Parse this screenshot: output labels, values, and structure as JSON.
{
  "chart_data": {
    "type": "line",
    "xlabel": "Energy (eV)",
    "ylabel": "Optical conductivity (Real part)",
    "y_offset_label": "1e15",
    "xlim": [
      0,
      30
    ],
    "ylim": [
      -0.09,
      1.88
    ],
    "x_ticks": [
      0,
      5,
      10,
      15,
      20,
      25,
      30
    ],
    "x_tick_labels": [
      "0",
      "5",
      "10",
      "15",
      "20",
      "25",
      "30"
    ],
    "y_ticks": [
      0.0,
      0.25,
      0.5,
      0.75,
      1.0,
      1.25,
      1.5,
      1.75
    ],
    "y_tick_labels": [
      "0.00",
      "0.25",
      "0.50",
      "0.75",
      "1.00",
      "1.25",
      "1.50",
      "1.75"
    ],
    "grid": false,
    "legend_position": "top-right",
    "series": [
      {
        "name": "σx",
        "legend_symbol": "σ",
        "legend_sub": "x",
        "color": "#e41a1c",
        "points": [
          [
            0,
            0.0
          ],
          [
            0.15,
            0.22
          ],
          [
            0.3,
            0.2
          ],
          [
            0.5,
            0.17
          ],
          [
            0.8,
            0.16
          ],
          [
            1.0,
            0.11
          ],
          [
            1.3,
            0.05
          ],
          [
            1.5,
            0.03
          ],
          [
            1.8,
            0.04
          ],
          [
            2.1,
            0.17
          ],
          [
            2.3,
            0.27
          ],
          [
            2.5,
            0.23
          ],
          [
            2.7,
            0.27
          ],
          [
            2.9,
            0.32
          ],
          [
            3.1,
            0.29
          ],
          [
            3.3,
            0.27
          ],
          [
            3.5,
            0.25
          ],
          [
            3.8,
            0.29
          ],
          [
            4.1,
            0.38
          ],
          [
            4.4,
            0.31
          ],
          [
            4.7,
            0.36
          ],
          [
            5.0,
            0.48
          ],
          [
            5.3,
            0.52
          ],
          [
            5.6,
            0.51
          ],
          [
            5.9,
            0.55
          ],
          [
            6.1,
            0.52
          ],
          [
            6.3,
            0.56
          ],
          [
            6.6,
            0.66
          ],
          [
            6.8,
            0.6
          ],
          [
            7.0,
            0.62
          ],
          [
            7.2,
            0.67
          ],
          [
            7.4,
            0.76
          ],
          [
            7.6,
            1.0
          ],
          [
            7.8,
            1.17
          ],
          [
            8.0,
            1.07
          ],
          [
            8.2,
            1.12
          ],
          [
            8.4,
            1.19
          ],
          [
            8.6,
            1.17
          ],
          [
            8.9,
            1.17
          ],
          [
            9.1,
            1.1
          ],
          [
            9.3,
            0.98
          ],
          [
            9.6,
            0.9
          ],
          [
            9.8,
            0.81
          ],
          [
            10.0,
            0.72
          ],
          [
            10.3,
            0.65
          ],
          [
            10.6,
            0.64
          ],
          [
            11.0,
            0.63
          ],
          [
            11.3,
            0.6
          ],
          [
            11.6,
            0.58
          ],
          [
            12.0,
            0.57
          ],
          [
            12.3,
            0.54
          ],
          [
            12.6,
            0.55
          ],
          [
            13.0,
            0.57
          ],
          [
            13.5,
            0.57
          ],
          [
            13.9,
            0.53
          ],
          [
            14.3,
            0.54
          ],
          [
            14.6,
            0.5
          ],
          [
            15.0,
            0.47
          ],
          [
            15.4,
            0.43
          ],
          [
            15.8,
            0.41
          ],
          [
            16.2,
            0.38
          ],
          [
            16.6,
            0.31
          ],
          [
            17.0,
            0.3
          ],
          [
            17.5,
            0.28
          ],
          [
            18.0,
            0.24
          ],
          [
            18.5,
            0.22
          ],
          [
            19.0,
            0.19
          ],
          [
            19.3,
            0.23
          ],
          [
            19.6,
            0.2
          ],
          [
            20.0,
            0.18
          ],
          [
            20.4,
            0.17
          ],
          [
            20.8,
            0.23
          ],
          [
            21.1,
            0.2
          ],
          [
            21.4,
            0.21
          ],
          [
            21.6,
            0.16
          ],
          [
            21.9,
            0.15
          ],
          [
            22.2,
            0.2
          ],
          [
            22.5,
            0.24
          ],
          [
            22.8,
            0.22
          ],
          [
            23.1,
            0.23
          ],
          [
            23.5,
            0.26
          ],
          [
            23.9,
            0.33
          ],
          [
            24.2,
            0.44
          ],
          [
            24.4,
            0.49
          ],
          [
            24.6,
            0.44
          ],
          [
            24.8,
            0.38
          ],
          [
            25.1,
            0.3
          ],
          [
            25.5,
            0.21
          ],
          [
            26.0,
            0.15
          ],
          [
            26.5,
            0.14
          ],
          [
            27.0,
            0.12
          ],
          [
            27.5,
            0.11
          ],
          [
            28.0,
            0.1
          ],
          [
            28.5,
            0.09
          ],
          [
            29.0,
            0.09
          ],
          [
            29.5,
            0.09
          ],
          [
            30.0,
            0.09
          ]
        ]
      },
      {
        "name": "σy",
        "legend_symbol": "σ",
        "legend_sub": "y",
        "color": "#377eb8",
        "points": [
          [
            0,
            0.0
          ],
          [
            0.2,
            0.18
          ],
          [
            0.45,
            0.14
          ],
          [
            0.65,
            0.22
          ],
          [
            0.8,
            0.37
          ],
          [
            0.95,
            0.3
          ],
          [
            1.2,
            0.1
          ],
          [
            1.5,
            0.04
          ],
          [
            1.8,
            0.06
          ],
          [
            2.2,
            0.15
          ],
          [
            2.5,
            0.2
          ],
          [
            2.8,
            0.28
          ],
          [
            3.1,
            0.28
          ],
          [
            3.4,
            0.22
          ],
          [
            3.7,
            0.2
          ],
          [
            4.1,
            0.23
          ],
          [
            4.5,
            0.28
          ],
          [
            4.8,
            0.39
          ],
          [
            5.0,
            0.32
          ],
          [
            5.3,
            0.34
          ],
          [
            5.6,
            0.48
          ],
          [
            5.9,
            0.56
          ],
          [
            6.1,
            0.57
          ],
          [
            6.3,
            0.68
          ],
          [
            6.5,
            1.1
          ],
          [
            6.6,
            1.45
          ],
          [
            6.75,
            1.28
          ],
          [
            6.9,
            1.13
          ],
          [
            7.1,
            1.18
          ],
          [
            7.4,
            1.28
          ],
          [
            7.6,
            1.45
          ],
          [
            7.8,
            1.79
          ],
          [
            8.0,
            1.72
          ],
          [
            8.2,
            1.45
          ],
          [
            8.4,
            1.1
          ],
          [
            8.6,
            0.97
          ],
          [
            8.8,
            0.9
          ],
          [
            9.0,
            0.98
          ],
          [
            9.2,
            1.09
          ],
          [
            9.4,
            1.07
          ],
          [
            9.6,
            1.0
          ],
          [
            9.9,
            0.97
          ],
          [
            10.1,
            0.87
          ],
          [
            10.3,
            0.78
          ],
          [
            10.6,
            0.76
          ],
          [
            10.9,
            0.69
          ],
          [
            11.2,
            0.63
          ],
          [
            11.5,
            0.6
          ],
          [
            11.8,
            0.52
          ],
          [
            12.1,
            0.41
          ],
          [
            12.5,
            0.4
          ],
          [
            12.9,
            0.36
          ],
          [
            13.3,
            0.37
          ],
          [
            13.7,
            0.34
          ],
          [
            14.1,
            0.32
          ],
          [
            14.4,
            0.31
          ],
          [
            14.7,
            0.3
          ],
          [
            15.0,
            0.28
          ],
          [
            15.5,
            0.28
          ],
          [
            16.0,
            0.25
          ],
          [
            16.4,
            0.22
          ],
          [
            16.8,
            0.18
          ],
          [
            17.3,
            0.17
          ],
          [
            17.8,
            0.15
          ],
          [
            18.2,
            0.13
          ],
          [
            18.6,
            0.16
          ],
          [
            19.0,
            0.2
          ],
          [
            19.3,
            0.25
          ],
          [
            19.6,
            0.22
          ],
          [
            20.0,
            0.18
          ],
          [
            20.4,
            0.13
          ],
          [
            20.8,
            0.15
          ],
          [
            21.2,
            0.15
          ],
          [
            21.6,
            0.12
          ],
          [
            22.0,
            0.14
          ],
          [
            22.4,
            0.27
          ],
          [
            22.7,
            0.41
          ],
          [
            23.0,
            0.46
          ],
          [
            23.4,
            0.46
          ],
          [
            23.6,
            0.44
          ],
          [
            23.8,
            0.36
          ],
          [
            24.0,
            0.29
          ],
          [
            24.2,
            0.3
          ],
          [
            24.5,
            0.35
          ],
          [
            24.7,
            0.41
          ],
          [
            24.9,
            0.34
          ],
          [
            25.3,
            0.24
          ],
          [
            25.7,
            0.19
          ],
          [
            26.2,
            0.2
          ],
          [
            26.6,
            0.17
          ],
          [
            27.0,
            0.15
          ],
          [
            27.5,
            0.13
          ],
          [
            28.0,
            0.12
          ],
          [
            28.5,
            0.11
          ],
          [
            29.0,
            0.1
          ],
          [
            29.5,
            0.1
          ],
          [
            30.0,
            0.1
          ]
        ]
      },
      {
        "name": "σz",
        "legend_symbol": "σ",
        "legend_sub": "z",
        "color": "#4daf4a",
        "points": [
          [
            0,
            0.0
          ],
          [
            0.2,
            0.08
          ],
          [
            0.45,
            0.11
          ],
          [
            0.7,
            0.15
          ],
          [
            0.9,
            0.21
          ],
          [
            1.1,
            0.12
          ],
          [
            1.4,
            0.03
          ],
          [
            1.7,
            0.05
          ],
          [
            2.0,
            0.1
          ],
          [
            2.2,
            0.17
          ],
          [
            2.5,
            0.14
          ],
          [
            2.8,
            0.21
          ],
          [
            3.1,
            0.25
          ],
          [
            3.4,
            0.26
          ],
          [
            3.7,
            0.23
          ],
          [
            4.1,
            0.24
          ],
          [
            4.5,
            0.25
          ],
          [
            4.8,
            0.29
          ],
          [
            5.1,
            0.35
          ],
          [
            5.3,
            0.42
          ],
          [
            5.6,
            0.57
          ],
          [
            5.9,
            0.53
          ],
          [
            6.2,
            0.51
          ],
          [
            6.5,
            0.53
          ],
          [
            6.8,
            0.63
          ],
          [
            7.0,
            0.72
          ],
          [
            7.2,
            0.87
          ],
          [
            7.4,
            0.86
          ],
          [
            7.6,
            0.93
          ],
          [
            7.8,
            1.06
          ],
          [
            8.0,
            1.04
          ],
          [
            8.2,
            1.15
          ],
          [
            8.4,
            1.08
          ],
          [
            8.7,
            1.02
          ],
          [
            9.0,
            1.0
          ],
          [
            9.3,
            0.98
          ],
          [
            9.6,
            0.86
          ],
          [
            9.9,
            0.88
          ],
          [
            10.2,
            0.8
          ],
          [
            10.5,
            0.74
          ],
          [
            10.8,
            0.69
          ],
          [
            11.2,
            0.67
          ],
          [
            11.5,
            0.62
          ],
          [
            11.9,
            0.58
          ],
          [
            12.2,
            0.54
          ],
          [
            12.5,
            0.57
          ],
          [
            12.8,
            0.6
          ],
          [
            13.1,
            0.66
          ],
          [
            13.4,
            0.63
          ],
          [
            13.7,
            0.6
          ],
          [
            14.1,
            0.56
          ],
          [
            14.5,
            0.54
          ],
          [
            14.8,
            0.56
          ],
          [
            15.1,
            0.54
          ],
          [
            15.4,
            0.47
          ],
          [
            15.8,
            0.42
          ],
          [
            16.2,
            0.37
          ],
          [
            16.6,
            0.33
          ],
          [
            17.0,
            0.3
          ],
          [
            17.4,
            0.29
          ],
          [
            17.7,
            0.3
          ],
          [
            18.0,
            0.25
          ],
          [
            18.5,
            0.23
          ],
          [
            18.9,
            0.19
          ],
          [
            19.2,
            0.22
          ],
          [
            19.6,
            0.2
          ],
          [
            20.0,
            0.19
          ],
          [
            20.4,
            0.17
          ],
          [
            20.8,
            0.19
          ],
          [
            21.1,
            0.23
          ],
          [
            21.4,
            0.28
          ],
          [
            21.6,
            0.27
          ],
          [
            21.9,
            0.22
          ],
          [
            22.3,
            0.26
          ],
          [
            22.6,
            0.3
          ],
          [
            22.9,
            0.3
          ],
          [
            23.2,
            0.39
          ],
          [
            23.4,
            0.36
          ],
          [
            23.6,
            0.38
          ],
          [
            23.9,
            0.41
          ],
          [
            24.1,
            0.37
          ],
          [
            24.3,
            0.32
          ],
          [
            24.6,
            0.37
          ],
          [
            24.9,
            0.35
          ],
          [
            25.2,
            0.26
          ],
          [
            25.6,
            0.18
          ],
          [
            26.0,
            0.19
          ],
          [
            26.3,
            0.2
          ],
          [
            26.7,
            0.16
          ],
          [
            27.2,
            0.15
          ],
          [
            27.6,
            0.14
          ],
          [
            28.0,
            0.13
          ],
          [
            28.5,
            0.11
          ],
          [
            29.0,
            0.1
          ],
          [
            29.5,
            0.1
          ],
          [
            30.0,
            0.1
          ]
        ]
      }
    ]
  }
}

__Exercise instructions__. What is the number of lines above that contain the string "color"? Answer with the number alone.

__Exercise result__. 3